▶ [Stored entries]:

::::

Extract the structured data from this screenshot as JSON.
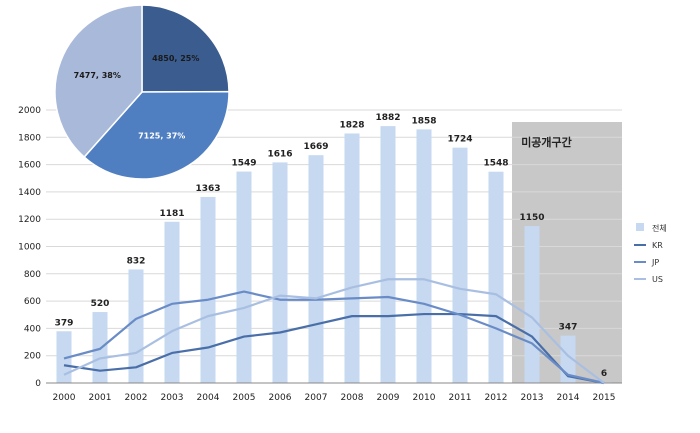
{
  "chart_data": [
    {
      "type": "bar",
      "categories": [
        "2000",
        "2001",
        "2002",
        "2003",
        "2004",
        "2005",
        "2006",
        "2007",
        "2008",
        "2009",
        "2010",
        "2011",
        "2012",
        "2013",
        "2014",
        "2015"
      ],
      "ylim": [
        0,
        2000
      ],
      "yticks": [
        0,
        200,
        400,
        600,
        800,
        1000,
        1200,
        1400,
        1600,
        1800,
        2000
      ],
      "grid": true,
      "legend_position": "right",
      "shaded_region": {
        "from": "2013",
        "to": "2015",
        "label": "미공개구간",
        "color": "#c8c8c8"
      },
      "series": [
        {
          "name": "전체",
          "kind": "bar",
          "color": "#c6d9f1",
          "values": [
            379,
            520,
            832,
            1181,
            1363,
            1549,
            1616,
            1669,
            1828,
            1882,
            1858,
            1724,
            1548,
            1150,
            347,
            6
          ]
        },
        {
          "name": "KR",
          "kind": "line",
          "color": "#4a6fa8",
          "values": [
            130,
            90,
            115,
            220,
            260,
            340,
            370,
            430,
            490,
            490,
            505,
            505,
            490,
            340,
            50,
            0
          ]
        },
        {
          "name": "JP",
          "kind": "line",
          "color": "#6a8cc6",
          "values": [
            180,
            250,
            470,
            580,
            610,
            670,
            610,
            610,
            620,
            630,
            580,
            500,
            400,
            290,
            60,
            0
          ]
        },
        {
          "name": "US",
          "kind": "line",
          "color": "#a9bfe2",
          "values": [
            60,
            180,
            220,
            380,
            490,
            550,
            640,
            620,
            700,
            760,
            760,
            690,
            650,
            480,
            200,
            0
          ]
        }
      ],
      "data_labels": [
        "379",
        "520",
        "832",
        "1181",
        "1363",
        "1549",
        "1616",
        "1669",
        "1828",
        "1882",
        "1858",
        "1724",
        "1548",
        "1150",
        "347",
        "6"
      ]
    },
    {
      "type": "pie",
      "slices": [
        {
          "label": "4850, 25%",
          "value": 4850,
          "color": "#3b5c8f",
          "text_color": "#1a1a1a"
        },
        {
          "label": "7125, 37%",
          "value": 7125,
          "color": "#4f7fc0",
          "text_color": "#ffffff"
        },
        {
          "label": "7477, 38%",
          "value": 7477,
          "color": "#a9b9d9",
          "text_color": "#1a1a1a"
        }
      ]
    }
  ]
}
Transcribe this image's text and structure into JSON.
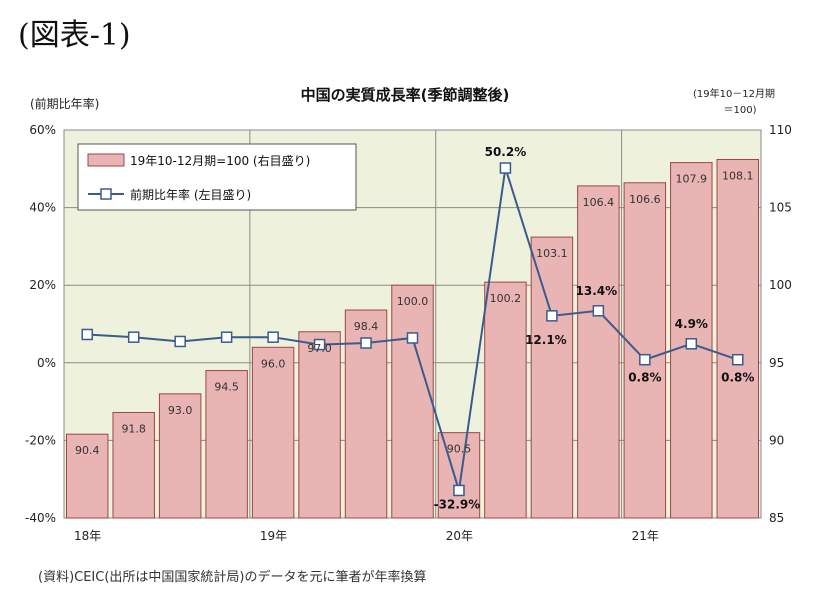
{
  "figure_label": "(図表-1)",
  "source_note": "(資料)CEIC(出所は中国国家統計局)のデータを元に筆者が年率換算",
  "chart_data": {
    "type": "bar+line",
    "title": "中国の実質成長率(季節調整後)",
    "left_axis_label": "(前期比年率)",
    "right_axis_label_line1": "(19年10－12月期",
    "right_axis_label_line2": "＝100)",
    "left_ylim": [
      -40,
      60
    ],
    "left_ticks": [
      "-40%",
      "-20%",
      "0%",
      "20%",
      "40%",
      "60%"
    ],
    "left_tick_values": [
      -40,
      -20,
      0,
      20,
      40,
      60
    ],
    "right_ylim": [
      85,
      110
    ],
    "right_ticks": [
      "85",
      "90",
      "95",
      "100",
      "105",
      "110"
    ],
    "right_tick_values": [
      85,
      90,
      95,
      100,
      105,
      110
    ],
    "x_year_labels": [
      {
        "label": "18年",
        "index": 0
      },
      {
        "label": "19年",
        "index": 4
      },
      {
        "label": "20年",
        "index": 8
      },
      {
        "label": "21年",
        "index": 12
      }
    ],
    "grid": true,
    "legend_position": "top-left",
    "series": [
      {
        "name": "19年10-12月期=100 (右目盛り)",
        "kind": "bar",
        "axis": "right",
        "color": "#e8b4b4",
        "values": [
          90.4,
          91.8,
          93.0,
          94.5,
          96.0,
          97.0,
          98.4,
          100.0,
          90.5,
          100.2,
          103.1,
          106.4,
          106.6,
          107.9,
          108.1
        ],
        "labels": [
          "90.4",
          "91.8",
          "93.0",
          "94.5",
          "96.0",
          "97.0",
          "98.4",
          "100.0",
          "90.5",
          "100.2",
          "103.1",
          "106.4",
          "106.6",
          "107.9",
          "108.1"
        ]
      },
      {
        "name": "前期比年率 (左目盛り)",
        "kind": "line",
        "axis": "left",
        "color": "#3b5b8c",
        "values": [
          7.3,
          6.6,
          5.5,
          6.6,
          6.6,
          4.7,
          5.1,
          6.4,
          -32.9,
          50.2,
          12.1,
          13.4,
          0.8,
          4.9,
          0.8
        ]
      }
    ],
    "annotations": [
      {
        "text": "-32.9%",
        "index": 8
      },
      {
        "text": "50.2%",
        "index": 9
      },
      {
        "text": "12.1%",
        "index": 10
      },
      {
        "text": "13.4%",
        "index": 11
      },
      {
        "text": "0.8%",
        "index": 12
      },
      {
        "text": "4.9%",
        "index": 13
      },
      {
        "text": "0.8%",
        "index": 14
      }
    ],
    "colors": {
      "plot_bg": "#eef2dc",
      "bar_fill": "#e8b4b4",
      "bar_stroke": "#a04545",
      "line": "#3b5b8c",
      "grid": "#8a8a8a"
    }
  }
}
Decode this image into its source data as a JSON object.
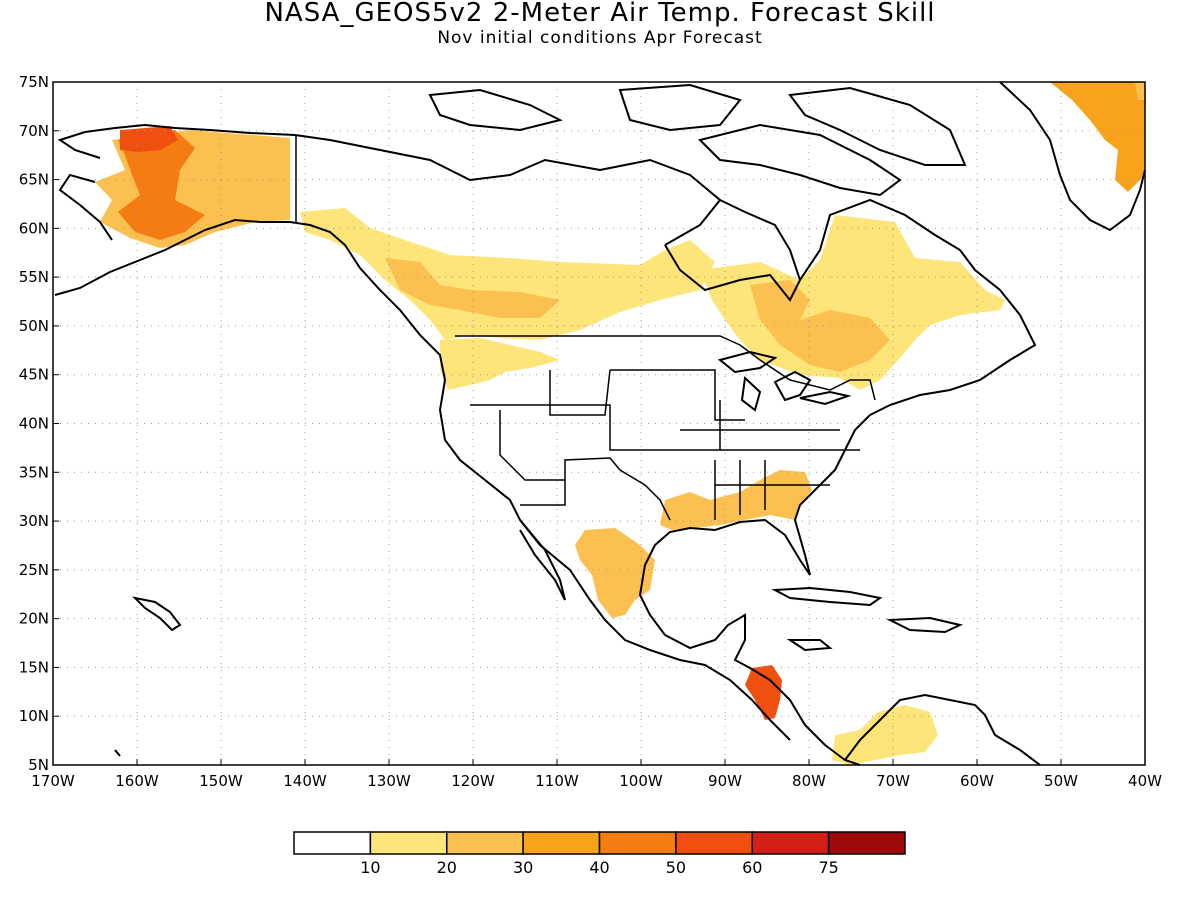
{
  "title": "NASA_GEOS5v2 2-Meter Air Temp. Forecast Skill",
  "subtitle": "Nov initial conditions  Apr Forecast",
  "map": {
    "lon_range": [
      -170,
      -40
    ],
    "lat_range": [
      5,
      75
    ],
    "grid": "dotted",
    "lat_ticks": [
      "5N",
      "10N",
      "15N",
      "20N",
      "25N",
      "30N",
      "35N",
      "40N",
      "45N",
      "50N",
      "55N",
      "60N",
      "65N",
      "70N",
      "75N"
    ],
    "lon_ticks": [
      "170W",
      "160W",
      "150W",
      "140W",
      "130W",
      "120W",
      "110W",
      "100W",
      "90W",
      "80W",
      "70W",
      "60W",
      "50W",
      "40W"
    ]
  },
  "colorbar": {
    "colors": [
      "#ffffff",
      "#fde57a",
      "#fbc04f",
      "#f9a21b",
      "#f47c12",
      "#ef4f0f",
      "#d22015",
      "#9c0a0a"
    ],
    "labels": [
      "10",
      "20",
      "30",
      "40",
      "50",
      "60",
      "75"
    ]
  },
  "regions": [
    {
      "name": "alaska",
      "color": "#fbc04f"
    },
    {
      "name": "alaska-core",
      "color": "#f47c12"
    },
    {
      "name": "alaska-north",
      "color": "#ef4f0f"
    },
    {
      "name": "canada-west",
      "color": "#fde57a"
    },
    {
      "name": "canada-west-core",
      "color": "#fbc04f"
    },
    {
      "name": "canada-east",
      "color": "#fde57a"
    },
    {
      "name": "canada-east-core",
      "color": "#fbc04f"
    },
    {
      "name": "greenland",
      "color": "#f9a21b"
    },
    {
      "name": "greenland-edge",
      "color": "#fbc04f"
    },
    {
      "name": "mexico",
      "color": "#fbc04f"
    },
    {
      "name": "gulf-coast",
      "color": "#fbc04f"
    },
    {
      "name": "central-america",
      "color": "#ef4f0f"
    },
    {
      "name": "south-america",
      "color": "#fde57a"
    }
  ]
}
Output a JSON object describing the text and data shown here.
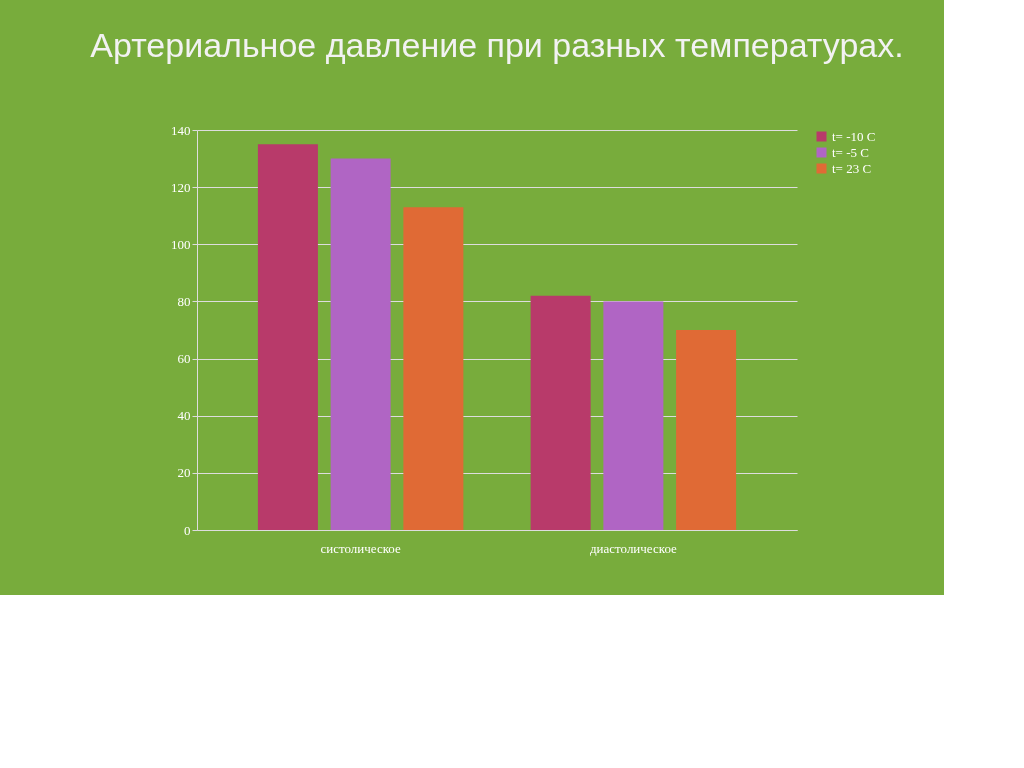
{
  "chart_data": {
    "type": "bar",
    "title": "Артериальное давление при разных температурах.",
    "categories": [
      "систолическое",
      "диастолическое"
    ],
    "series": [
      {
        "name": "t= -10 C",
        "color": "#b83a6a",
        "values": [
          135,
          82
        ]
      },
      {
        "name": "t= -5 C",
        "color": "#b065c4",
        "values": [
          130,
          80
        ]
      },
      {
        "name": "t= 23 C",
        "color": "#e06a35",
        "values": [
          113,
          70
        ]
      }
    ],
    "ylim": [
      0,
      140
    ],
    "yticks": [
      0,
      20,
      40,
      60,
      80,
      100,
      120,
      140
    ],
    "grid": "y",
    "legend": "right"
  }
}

::::

▶ [WHAT THE EXERCISE ASKS]: From the records above, report the count of lines containing "前期比年率" and nothing more.

▶ [ANSWER TO THE TASK]: 2